[Rows from a figure dataset]
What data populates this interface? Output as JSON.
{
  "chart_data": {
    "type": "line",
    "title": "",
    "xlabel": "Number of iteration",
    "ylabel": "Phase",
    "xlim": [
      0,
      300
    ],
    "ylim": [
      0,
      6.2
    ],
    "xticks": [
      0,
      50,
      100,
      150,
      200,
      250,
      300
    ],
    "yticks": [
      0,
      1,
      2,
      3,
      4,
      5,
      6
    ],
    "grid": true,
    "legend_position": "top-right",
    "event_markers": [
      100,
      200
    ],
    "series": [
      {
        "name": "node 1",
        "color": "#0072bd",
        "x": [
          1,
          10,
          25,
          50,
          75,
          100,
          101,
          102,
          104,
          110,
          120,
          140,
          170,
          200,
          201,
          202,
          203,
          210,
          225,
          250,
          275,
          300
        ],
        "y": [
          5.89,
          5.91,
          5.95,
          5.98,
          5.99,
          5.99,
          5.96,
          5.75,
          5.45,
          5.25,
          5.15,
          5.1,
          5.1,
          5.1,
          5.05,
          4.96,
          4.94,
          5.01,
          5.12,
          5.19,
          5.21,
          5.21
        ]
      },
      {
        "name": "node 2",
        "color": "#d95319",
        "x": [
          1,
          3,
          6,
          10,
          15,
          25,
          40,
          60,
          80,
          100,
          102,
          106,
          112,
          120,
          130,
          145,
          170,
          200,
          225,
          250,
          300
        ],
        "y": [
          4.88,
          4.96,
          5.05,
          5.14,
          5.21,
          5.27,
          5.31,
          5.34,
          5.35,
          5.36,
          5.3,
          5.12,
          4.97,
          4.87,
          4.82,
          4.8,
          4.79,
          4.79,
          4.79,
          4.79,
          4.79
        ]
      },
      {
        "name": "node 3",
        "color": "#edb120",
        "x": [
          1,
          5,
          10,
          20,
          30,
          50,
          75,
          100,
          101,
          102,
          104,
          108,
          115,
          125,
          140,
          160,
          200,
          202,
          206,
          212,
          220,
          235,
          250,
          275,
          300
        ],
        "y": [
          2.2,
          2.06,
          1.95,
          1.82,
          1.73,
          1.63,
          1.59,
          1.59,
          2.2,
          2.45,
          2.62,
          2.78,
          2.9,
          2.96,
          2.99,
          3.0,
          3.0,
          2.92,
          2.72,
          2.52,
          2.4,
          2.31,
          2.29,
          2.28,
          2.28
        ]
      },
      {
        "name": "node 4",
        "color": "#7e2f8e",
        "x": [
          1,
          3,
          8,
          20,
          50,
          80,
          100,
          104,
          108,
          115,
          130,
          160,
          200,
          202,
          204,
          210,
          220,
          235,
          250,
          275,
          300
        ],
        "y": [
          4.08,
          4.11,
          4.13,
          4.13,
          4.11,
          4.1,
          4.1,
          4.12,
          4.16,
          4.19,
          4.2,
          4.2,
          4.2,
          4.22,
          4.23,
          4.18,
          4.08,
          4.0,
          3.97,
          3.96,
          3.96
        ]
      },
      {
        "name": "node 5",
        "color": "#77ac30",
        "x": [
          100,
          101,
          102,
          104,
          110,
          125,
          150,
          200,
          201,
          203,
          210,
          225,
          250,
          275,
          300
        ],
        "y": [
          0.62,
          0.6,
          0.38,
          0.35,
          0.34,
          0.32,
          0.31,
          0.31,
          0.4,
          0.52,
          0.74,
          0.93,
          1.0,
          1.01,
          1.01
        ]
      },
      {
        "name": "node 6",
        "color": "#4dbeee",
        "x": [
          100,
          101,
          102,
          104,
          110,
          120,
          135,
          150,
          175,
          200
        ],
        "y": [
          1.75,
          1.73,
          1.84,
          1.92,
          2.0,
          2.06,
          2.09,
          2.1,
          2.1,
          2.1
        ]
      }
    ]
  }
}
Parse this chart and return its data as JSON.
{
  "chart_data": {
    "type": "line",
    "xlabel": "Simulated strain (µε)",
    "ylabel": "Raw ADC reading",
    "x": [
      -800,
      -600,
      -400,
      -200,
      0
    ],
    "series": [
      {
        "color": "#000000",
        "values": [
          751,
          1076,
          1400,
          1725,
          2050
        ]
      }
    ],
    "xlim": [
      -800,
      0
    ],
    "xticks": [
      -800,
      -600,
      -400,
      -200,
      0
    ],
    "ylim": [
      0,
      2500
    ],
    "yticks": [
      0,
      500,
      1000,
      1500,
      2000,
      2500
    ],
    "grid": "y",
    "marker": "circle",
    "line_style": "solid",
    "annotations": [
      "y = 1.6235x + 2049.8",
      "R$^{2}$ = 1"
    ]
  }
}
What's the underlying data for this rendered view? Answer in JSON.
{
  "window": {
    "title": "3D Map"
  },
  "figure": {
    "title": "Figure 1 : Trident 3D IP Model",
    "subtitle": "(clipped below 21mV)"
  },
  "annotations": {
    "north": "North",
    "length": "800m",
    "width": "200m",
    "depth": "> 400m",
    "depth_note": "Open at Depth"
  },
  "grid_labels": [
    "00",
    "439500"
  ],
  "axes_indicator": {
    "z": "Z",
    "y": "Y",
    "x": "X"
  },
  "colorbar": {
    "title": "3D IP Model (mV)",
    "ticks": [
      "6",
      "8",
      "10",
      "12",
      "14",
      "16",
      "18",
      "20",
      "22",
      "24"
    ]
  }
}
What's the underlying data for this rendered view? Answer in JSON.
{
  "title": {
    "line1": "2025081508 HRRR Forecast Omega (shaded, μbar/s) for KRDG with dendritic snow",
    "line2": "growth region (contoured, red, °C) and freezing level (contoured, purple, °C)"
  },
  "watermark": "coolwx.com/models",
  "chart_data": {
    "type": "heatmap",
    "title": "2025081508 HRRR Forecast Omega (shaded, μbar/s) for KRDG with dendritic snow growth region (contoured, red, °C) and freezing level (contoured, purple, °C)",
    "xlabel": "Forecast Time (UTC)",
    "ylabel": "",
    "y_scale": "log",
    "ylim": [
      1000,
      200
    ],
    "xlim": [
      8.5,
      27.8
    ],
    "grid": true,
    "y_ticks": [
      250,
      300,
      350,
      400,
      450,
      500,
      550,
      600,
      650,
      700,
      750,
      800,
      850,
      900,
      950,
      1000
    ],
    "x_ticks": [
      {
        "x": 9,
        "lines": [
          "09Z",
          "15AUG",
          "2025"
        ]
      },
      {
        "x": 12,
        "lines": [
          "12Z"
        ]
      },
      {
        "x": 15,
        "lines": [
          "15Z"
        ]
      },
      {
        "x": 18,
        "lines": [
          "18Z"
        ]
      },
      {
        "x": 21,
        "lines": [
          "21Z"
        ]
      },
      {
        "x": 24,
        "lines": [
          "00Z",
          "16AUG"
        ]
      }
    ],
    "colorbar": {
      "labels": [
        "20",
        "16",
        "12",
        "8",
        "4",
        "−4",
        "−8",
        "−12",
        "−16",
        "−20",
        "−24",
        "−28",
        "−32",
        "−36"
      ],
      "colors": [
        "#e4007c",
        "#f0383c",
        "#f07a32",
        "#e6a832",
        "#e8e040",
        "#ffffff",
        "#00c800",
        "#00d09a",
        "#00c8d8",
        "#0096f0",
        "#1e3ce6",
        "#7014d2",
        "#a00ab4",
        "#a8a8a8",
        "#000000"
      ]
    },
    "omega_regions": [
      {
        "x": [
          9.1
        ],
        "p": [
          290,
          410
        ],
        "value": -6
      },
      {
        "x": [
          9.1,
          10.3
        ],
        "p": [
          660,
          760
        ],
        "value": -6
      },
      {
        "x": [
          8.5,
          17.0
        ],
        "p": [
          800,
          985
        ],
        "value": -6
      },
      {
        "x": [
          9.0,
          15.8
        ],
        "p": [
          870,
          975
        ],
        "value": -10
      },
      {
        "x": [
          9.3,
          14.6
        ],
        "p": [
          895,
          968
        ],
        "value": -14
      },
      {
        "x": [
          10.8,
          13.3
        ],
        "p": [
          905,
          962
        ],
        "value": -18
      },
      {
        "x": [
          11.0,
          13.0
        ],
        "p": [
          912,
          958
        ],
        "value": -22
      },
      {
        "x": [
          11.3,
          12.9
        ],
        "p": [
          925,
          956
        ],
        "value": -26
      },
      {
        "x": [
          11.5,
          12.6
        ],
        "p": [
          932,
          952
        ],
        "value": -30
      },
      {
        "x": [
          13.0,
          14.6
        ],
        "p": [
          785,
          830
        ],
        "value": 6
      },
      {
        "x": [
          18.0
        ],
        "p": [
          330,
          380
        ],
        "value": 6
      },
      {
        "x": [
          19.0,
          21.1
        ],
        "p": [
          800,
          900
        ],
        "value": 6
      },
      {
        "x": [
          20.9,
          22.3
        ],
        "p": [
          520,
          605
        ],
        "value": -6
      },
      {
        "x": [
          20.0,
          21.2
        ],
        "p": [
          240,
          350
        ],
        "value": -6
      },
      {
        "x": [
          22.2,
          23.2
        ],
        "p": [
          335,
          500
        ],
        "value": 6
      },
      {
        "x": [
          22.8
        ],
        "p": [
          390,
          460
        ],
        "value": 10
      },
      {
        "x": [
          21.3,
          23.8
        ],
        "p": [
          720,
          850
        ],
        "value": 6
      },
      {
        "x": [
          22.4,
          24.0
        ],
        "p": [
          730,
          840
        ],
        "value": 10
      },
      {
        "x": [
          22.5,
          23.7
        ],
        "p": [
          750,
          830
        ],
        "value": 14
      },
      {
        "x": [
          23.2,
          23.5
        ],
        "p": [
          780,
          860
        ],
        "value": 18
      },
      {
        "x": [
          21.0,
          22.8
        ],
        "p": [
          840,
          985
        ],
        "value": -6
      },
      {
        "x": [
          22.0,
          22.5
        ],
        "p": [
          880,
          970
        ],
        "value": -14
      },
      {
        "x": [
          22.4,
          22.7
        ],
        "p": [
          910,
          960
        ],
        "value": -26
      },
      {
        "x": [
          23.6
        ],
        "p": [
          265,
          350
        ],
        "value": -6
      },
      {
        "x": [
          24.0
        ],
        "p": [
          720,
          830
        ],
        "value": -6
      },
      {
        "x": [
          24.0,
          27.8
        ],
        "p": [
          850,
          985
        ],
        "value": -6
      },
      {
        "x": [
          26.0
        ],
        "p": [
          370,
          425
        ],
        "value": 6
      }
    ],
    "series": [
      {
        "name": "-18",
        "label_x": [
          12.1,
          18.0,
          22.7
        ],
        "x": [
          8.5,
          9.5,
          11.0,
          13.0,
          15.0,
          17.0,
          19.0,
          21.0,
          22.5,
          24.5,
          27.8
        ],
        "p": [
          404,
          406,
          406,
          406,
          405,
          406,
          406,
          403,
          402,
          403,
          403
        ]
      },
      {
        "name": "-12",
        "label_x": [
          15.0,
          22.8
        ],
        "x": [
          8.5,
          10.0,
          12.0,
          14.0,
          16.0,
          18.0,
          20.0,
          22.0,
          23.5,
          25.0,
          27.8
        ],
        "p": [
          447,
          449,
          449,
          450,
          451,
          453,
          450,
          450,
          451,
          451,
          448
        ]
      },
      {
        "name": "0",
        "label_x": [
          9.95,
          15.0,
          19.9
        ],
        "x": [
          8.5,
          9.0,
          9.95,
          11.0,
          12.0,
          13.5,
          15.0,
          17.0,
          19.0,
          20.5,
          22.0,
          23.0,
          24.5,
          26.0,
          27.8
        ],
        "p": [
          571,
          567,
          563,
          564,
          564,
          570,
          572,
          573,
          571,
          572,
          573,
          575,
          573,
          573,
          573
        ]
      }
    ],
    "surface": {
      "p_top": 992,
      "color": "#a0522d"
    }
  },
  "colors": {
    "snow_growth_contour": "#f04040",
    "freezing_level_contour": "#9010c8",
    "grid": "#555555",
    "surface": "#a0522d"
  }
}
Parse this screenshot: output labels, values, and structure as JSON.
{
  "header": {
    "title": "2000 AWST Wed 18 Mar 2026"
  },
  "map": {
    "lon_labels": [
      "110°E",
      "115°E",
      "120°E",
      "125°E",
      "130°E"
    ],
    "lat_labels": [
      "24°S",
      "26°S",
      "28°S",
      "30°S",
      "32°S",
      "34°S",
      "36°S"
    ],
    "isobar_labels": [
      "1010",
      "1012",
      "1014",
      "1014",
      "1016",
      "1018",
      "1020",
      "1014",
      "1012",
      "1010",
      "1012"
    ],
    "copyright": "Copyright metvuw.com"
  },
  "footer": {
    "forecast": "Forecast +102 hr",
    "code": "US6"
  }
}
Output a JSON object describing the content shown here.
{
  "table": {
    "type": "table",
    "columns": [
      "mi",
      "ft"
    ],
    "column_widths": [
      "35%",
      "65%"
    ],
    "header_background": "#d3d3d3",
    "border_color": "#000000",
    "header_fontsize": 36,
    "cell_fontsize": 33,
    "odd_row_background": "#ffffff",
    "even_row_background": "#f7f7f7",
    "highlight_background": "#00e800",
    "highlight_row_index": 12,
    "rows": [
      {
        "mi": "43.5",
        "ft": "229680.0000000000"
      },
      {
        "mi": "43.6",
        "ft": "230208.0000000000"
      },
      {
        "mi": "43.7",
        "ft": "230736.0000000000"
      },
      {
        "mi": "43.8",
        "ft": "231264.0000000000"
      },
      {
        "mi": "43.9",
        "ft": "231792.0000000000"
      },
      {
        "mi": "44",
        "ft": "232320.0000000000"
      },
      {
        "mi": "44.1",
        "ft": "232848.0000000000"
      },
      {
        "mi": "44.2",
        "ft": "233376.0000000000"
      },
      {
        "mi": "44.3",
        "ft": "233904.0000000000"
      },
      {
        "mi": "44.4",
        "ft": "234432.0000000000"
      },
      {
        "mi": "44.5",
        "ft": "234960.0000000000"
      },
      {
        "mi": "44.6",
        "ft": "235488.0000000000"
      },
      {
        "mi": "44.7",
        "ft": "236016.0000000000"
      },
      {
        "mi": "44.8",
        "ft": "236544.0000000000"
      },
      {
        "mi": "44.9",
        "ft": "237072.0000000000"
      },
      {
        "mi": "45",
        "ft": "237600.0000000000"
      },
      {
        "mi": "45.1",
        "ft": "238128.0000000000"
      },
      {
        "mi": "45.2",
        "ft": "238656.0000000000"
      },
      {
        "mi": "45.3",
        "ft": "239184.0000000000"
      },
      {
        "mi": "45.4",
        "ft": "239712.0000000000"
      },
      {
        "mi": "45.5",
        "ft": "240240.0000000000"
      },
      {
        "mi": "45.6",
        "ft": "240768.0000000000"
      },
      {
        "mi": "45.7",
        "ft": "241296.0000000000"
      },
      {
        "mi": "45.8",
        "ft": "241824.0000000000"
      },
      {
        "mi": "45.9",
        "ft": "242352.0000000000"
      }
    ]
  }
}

Exercise instructions
Within the records above, how many lines include the word "purple"? State the number by itself.

Final answer
2